• EXERCICE PROPOSÉ:
Recopiez, s’il vous plaît, le passage du texte sur l’aquifère de Saint-Honoré qui commence par « L’aquifère de Saint-Honoré ayant » et va jusqu’à « pouvant l’obstruer, etc.). ». Remplacez-y « mine Niobec » par « société Niobec ».

• TEXTE FOURNI:
L’aquifère de Saint-Honoré est localisé sur le bassin versant de la rivière Caribou, au nord de la rivière Saguenay qui en est l’exutoire. Le bassin versant, d’une superficie de 120 km², est principalement recouvert de forêt et le sol est majoritairement composé d’un dépôt deltaïque de sable fin à moyen présentant des traces de silt. Ce dépôt repose soit sur une mince couche d’argile ou de till ou directement sur le socle cristallin précambrien (Tremblay, 2005).
L’aquifère de Saint-Honoré ayant fait l’objet de recherches en eau par le passé, autant par la municipalité de Saint-Honoré (LaboratoiresSL, 2000) que par la mine Niobec (Qualitas, 2010), plusieurs puits d’observation y sont présents, et des données de caractérisation des propriétés hydrauliques de l’aquifère sont disponibles. Dans le cadre de cette étude, six de ces puits d’observation ont pu être équipés de capteurs de pression afin d’enregistrer les fluctuations du niveau de la nappe. Ces six puits, ont été sélectionnés en fonction des critères suivants :
▪ hors de la zone d’influence des puits de pompage de la municipalité et de la mine Niobec ;
▪ bonne répartition spatiale sur l’aquifère ;
▪ en bon état (pas de vandalisme, pas de particules dans le puits pouvant l’obstruer, etc.).

• MATÉRIEL FOURNI:
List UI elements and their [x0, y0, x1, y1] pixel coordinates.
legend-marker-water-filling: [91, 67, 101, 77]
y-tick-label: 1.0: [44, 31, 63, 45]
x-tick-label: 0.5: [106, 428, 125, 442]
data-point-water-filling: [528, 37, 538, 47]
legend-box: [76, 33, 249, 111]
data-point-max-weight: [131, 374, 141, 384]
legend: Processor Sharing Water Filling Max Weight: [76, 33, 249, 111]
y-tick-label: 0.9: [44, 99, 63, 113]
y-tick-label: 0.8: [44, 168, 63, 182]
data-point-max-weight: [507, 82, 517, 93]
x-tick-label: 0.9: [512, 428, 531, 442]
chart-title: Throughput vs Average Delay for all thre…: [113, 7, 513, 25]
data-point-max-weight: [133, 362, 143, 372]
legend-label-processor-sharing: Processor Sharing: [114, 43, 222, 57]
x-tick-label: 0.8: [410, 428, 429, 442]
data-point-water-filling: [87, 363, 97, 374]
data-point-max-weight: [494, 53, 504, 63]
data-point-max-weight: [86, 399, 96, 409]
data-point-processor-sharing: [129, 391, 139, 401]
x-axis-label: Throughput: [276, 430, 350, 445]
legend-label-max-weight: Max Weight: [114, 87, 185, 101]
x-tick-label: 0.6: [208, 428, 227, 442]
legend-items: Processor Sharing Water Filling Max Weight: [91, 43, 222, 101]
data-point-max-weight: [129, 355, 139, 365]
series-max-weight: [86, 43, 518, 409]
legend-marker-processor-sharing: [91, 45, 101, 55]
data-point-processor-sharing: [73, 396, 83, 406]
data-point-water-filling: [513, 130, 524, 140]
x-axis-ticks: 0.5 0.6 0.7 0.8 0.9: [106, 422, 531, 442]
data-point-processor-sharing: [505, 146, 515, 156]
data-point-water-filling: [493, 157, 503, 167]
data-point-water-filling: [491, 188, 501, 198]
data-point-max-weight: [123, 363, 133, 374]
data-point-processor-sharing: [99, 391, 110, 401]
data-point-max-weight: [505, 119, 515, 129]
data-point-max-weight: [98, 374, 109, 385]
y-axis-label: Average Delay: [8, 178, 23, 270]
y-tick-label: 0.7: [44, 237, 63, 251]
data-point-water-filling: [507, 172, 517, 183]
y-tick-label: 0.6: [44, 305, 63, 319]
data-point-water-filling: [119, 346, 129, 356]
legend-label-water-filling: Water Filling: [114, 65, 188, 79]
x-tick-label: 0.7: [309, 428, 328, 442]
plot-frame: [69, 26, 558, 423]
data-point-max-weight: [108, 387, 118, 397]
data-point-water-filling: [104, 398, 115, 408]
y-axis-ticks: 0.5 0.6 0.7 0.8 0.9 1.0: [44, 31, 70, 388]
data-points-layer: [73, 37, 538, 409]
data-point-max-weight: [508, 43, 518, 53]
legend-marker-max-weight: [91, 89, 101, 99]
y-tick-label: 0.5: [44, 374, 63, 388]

• RÉPONSE ATTENDUE:
L’aquifère de Saint-Honoré ayant fait l’objet de recherches en eau par le passé, autant par la municipalité de Saint-Honoré (LaboratoiresSL, 2000) que par la société Niobec (Qualitas, 2010), plusieurs puits d’observation y sont présents, et des données de caractérisation des propriétés hydrauliques de l’aquifère sont disponibles. Dans le cadre de cette étude, six de ces puits d’observation ont pu être équipés de capteurs de pression afin d’enregistrer les fluctuations du niveau de la nappe. Ces six puits, ont été sélectionnés en fonction des critères suivants :
▪ hors de la zone d’influence des puits de pompage de la municipalité et de la société Niobec ;
▪ bonne répartition spatiale sur l’aquifère ;
▪ en bon état (pas de vandalisme, pas de particules dans le puits pouvant l’obstruer, etc.).